(Beginning of GIVEN DATA)
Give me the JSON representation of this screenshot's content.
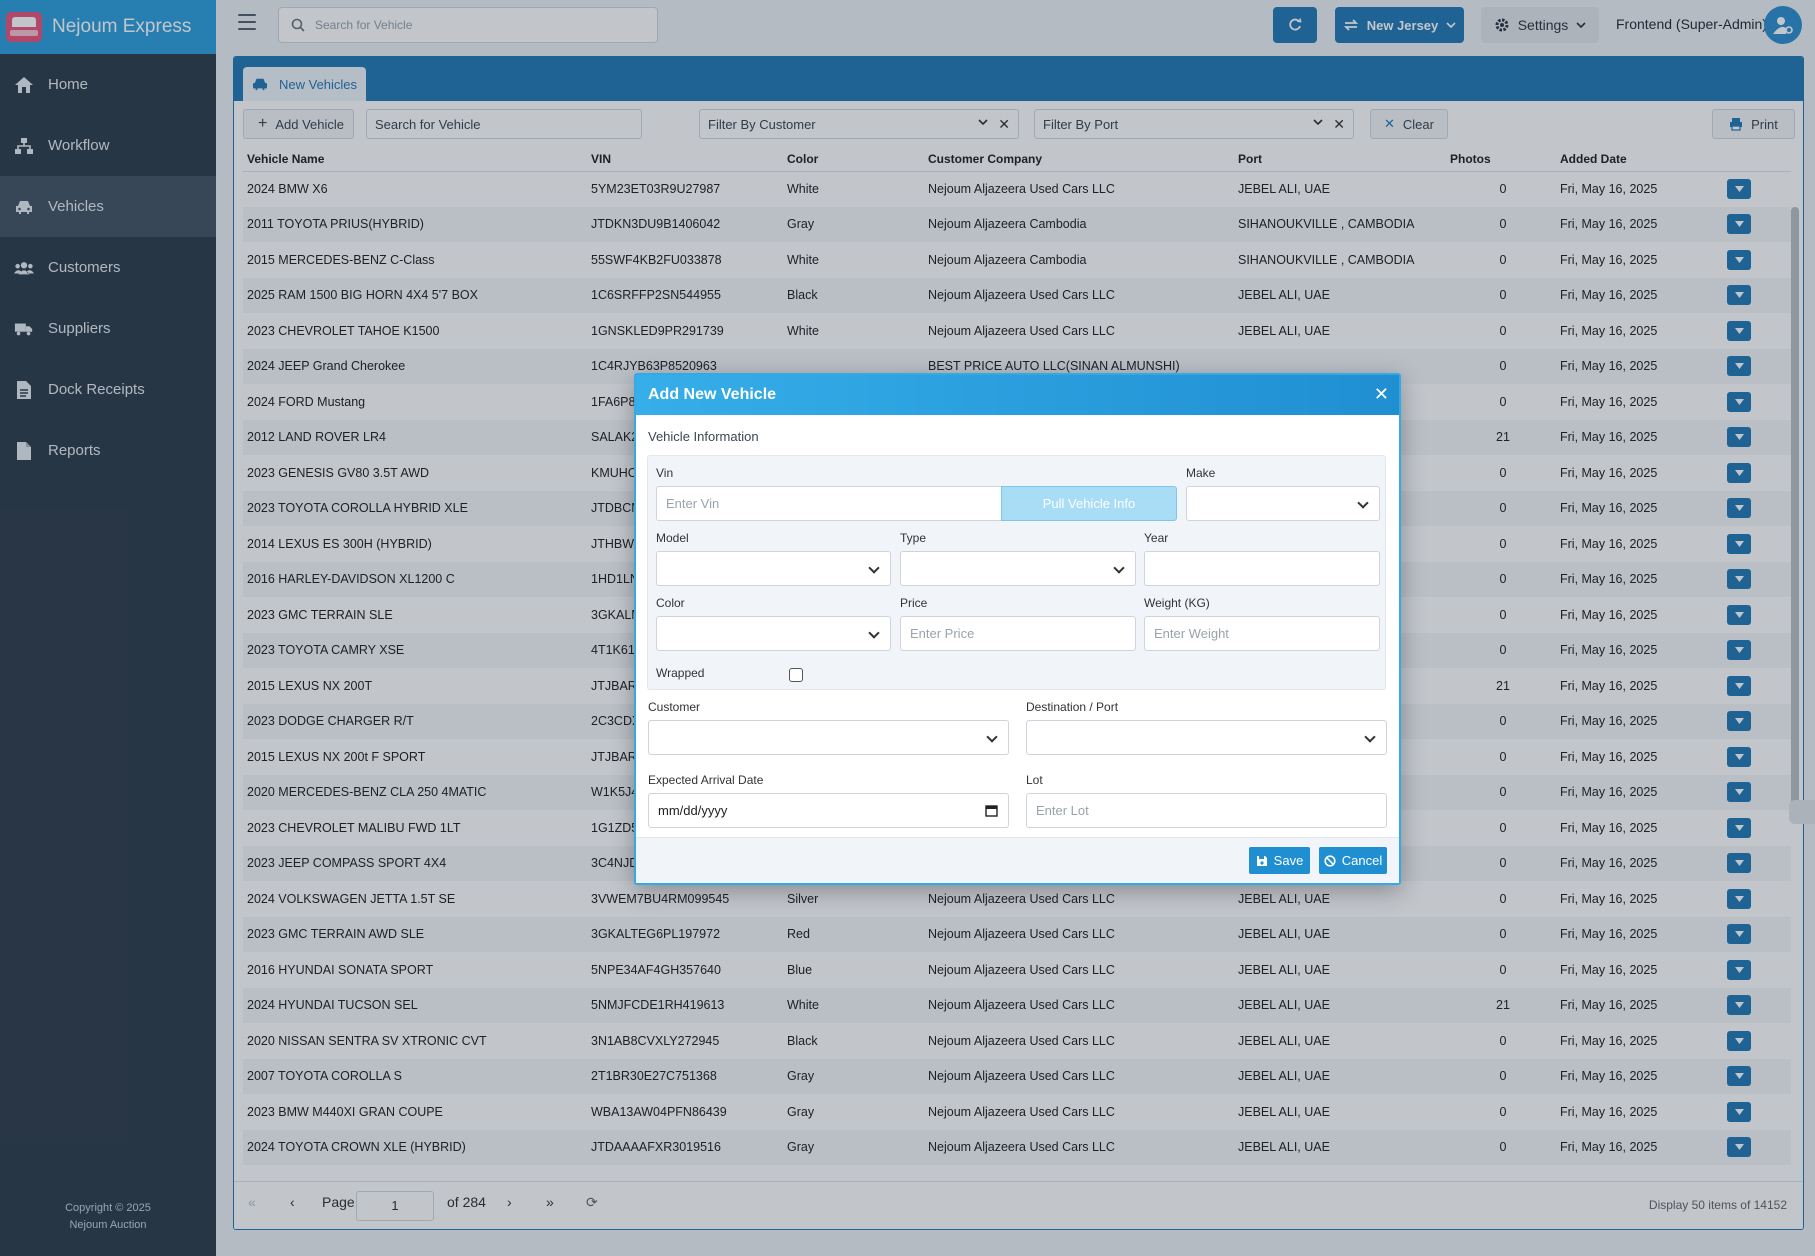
{
  "app": {
    "title": "Nejoum Express"
  },
  "sidebar": {
    "items": [
      {
        "label": "Home",
        "icon": "home-icon"
      },
      {
        "label": "Workflow",
        "icon": "sitemap-icon"
      },
      {
        "label": "Vehicles",
        "icon": "car-icon",
        "active": true
      },
      {
        "label": "Customers",
        "icon": "users-icon"
      },
      {
        "label": "Suppliers",
        "icon": "truck-icon"
      },
      {
        "label": "Dock Receipts",
        "icon": "document-icon"
      },
      {
        "label": "Reports",
        "icon": "file-icon"
      }
    ],
    "copyright_line1": "Copyright © 2025",
    "copyright_line2": "Nejoum Auction"
  },
  "topbar": {
    "search_placeholder": "Search for Vehicle",
    "region_label": "New Jersey",
    "settings_label": "Settings",
    "user_label": "Frontend (Super-Admin)"
  },
  "tab": {
    "label": "New Vehicles"
  },
  "toolbar": {
    "add_label": "Add Vehicle",
    "search_placeholder": "Search for Vehicle",
    "filter_customer": "Filter By Customer",
    "filter_port": "Filter By Port",
    "clear_label": "Clear",
    "print_label": "Print"
  },
  "table": {
    "headers": [
      "Vehicle Name",
      "VIN",
      "Color",
      "Customer Company",
      "Port",
      "Photos",
      "Added Date"
    ],
    "rows": [
      [
        "2024 BMW X6",
        "5YM23ET03R9U27987",
        "White",
        "Nejoum Aljazeera Used Cars LLC",
        "JEBEL ALI, UAE",
        "0",
        "Fri, May 16, 2025"
      ],
      [
        "2011 TOYOTA PRIUS(HYBRID)",
        "JTDKN3DU9B1406042",
        "Gray",
        "Nejoum Aljazeera Cambodia",
        "SIHANOUKVILLE , CAMBODIA",
        "0",
        "Fri, May 16, 2025"
      ],
      [
        "2015 MERCEDES-BENZ C-Class",
        "55SWF4KB2FU033878",
        "White",
        "Nejoum Aljazeera Cambodia",
        "SIHANOUKVILLE , CAMBODIA",
        "0",
        "Fri, May 16, 2025"
      ],
      [
        "2025 RAM 1500 BIG HORN 4X4 5'7 BOX",
        "1C6SRFFP2SN544955",
        "Black",
        "Nejoum Aljazeera Used Cars LLC",
        "JEBEL ALI, UAE",
        "0",
        "Fri, May 16, 2025"
      ],
      [
        "2023 CHEVROLET TAHOE K1500",
        "1GNSKLED9PR291739",
        "White",
        "Nejoum Aljazeera Used Cars LLC",
        "JEBEL ALI, UAE",
        "0",
        "Fri, May 16, 2025"
      ],
      [
        "2024 JEEP Grand Cherokee",
        "1C4RJYB63P8520963",
        "",
        "BEST PRICE AUTO LLC(SINAN ALMUNSHI)",
        "",
        "0",
        "Fri, May 16, 2025"
      ],
      [
        "2024 FORD Mustang",
        "1FA6P8",
        "",
        "",
        "",
        "0",
        "Fri, May 16, 2025"
      ],
      [
        "2012 LAND ROVER LR4",
        "SALAK2",
        "",
        "",
        "",
        "21",
        "Fri, May 16, 2025"
      ],
      [
        "2023 GENESIS GV80 3.5T AWD",
        "KMUHC",
        "",
        "",
        "",
        "0",
        "Fri, May 16, 2025"
      ],
      [
        "2023 TOYOTA COROLLA HYBRID XLE",
        "JTDBCM",
        "",
        "",
        "",
        "0",
        "Fri, May 16, 2025"
      ],
      [
        "2014 LEXUS ES 300H (HYBRID)",
        "JTHBW1",
        "",
        "",
        "",
        "0",
        "Fri, May 16, 2025"
      ],
      [
        "2016 HARLEY-DAVIDSON XL1200 C",
        "1HD1LN",
        "",
        "",
        "",
        "0",
        "Fri, May 16, 2025"
      ],
      [
        "2023 GMC TERRAIN SLE",
        "3GKALM",
        "",
        "",
        "",
        "0",
        "Fri, May 16, 2025"
      ],
      [
        "2023 TOYOTA CAMRY XSE",
        "4T1K61",
        "",
        "",
        "",
        "0",
        "Fri, May 16, 2025"
      ],
      [
        "2015 LEXUS NX 200T",
        "JTJBARE",
        "",
        "",
        "",
        "21",
        "Fri, May 16, 2025"
      ],
      [
        "2023 DODGE CHARGER R/T",
        "2C3CDX",
        "",
        "",
        "",
        "0",
        "Fri, May 16, 2025"
      ],
      [
        "2015 LEXUS NX 200t F SPORT",
        "JTJBARE",
        "",
        "",
        "",
        "0",
        "Fri, May 16, 2025"
      ],
      [
        "2020 MERCEDES-BENZ CLA 250 4MATIC",
        "W1K5J4",
        "",
        "",
        "",
        "0",
        "Fri, May 16, 2025"
      ],
      [
        "2023 CHEVROLET MALIBU FWD 1LT",
        "1G1ZD5",
        "",
        "",
        "",
        "0",
        "Fri, May 16, 2025"
      ],
      [
        "2023 JEEP COMPASS SPORT 4X4",
        "3C4NJD",
        "",
        "",
        "",
        "0",
        "Fri, May 16, 2025"
      ],
      [
        "2024 VOLKSWAGEN JETTA 1.5T SE",
        "3VWEM7BU4RM099545",
        "Silver",
        "Nejoum Aljazeera Used Cars LLC",
        "JEBEL ALI, UAE",
        "0",
        "Fri, May 16, 2025"
      ],
      [
        "2023 GMC TERRAIN AWD SLE",
        "3GKALTEG6PL197972",
        "Red",
        "Nejoum Aljazeera Used Cars LLC",
        "JEBEL ALI, UAE",
        "0",
        "Fri, May 16, 2025"
      ],
      [
        "2016 HYUNDAI SONATA SPORT",
        "5NPE34AF4GH357640",
        "Blue",
        "Nejoum Aljazeera Used Cars LLC",
        "JEBEL ALI, UAE",
        "0",
        "Fri, May 16, 2025"
      ],
      [
        "2024 HYUNDAI TUCSON SEL",
        "5NMJFCDE1RH419613",
        "White",
        "Nejoum Aljazeera Used Cars LLC",
        "JEBEL ALI, UAE",
        "21",
        "Fri, May 16, 2025"
      ],
      [
        "2020 NISSAN SENTRA SV XTRONIC CVT",
        "3N1AB8CVXLY272945",
        "Black",
        "Nejoum Aljazeera Used Cars LLC",
        "JEBEL ALI, UAE",
        "0",
        "Fri, May 16, 2025"
      ],
      [
        "2007 TOYOTA COROLLA S",
        "2T1BR30E27C751368",
        "Gray",
        "Nejoum Aljazeera Used Cars LLC",
        "JEBEL ALI, UAE",
        "0",
        "Fri, May 16, 2025"
      ],
      [
        "2023 BMW M440XI GRAN COUPE",
        "WBA13AW04PFN86439",
        "Gray",
        "Nejoum Aljazeera Used Cars LLC",
        "JEBEL ALI, UAE",
        "0",
        "Fri, May 16, 2025"
      ],
      [
        "2024 TOYOTA CROWN XLE (HYBRID)",
        "JTDAAAAFXR3019516",
        "Gray",
        "Nejoum Aljazeera Used Cars LLC",
        "JEBEL ALI, UAE",
        "0",
        "Fri, May 16, 2025"
      ]
    ]
  },
  "pager": {
    "page_label": "Page",
    "page_value": "1",
    "of_label": "of 284",
    "display_info": "Display 50 items of 14152"
  },
  "modal": {
    "title": "Add New Vehicle",
    "section": "Vehicle Information",
    "vin_label": "Vin",
    "vin_placeholder": "Enter Vin",
    "pull_label": "Pull Vehicle Info",
    "make_label": "Make",
    "model_label": "Model",
    "type_label": "Type",
    "year_label": "Year",
    "color_label": "Color",
    "price_label": "Price",
    "price_placeholder": "Enter Price",
    "weight_label": "Weight (KG)",
    "weight_placeholder": "Enter Weight",
    "wrapped_label": "Wrapped",
    "customer_label": "Customer",
    "destination_label": "Destination / Port",
    "arrival_label": "Expected Arrival Date",
    "arrival_placeholder": "mm/dd/yyyy",
    "lot_label": "Lot",
    "lot_placeholder": "Enter Lot",
    "save_label": "Save",
    "cancel_label": "Cancel"
  },
  "colors": {
    "primary": "#2479b5",
    "brand": "#2f9fdc",
    "sidebar": "#2f3d4a"
  }
}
(End of GIVEN DATA)
EXERCISE DETAILS ->
Above are the records. Copy every line in them holding "Enter".

RESULT FOR THIS EXERCISE ->
    "vin_placeholder": "Enter Vin",
    "price_placeholder": "Enter Price",
    "weight_placeholder": "Enter Weight",
    "lot_placeholder": "Enter Lot",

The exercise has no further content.